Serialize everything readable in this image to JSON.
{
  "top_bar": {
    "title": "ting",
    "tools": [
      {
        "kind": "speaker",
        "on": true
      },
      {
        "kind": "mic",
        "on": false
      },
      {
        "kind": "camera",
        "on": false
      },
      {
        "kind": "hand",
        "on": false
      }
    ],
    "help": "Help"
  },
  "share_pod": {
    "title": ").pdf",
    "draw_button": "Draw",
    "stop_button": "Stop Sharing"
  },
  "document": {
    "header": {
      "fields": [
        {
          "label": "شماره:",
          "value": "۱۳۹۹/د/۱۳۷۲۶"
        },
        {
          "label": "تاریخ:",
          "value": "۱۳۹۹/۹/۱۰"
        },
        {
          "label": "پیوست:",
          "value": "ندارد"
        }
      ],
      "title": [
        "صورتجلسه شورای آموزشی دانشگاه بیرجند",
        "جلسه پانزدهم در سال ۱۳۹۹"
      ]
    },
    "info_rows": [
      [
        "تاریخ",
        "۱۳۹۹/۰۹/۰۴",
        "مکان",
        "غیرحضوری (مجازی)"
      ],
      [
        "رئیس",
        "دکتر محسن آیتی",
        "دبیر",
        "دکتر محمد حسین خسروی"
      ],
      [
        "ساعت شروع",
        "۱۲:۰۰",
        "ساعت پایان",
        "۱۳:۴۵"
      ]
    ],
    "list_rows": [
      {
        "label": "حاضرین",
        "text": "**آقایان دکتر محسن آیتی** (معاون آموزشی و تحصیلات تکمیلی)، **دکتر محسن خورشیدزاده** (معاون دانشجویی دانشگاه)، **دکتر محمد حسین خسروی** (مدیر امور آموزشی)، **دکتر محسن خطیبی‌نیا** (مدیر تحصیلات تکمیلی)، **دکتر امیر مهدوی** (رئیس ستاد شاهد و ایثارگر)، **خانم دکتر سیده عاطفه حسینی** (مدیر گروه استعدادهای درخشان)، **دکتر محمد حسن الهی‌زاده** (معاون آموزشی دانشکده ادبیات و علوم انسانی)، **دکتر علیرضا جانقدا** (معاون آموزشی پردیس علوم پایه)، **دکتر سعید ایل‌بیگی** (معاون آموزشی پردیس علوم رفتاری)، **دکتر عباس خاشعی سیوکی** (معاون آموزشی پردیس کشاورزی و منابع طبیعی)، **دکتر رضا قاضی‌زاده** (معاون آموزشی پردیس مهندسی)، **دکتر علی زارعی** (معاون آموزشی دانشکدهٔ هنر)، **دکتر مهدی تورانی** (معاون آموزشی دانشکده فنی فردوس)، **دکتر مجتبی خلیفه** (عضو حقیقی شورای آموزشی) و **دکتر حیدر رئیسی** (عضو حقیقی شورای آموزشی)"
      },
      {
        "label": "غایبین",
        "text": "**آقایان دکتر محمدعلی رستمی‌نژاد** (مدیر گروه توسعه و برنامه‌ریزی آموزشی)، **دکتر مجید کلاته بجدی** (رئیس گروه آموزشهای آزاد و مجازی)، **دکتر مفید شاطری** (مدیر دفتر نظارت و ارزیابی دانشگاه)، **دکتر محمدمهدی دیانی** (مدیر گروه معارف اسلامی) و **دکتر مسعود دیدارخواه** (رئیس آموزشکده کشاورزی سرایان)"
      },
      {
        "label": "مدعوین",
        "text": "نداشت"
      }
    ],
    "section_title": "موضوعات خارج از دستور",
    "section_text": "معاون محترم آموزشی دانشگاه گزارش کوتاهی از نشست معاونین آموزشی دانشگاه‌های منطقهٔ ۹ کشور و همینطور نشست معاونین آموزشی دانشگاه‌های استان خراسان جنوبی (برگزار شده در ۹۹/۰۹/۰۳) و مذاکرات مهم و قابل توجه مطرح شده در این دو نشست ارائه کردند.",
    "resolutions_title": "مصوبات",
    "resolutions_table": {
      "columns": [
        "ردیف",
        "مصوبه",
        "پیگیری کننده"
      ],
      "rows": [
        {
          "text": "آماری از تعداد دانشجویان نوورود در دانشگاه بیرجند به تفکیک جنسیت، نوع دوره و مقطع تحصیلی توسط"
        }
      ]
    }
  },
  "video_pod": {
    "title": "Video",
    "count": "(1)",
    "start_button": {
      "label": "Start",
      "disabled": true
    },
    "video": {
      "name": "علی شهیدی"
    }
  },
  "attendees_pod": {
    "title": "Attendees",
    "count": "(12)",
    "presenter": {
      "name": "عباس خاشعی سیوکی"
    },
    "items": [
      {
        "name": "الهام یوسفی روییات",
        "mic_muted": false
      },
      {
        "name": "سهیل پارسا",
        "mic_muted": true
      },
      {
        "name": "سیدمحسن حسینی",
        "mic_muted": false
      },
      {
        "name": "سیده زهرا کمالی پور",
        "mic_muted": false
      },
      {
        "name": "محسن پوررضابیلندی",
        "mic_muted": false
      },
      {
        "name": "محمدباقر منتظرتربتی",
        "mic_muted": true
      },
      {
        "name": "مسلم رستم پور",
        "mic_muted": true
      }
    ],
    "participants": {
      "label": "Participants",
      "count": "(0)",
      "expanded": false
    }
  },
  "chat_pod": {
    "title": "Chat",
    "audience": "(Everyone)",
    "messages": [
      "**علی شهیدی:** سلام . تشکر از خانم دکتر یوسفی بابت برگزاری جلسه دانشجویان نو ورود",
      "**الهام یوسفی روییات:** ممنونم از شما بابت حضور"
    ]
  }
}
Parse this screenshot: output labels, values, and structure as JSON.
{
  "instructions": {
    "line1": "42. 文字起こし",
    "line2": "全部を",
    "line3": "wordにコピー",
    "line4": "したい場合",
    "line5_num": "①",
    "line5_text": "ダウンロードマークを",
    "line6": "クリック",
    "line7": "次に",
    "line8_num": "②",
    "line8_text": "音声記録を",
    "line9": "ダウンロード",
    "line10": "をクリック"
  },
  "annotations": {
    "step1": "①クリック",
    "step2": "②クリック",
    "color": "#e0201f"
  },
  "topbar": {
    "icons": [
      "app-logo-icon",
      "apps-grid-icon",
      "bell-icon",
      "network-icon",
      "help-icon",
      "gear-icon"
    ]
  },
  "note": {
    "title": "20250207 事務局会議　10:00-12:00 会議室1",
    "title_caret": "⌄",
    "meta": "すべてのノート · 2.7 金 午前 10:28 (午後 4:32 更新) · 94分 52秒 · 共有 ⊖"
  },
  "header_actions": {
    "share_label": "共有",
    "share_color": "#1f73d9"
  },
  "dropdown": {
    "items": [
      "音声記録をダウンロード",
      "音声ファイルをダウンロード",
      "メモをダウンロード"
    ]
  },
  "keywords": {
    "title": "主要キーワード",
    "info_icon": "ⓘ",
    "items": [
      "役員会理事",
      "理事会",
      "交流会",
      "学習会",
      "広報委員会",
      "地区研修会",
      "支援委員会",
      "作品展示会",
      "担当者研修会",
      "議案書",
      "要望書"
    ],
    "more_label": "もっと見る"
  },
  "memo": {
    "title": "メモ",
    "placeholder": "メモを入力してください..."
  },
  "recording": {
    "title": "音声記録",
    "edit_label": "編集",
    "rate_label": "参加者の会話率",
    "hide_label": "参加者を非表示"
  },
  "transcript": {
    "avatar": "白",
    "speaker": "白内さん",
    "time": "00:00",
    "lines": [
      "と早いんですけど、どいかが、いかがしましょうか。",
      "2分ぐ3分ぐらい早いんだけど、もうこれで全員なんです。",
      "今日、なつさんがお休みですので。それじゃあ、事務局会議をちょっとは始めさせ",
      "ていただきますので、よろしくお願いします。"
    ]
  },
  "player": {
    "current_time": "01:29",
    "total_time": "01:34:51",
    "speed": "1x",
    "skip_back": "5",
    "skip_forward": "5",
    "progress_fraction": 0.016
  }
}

■ **AIM OF THE TASK**
Go through the records above and copy every line with the word "حسینی".

■ **WRITTEN SOLUTION**
        "text": "**آقایان دکتر محسن آیتی** (معاون آموزشی و تحصیلات تکمیلی)، **دکتر محسن خورشیدزاده** (معاون دانشجویی دانشگاه)، **دکتر محمد حسین خسروی** (مدیر امور آموزشی)، **دکتر محسن خطیبی‌نیا** (مدیر تحصیلات تکمیلی)، **دکتر امیر مهدوی** (رئیس ستاد شاهد و ایثارگر)، **خانم دکتر سیده عاطفه حسینی** (مدیر گروه استعدادهای درخشان)، **دکتر محمد حسن الهی‌زاده** (معاون آموزشی دانشکده ادبیات و علوم انسانی)، **دکتر علیرضا جانقدا** (معاون آموزشی پردیس علوم پایه)، **دکتر سعید ایل‌بیگی** (معاون آموزشی پردیس علوم رفتاری)، **دکتر عباس خاشعی سیوکی** (معاون آموزشی پردیس کشاورزی و منابع طبیعی)، **دکتر رضا قاضی‌زاده** (معاون آموزشی پردیس مهندسی)، **دکتر علی زارعی** (معاون آموزشی دانشکدهٔ هنر)، **دکتر مهدی تورانی** (معاون آموزشی دانشکده فنی فردوس)، **دکتر مجتبی خلیفه** (عضو حقیقی شورای آموزشی) و **دکتر حیدر رئیسی** (عضو حقیقی شورای آموزشی)"
        "name": "سیدمحسن حسینی",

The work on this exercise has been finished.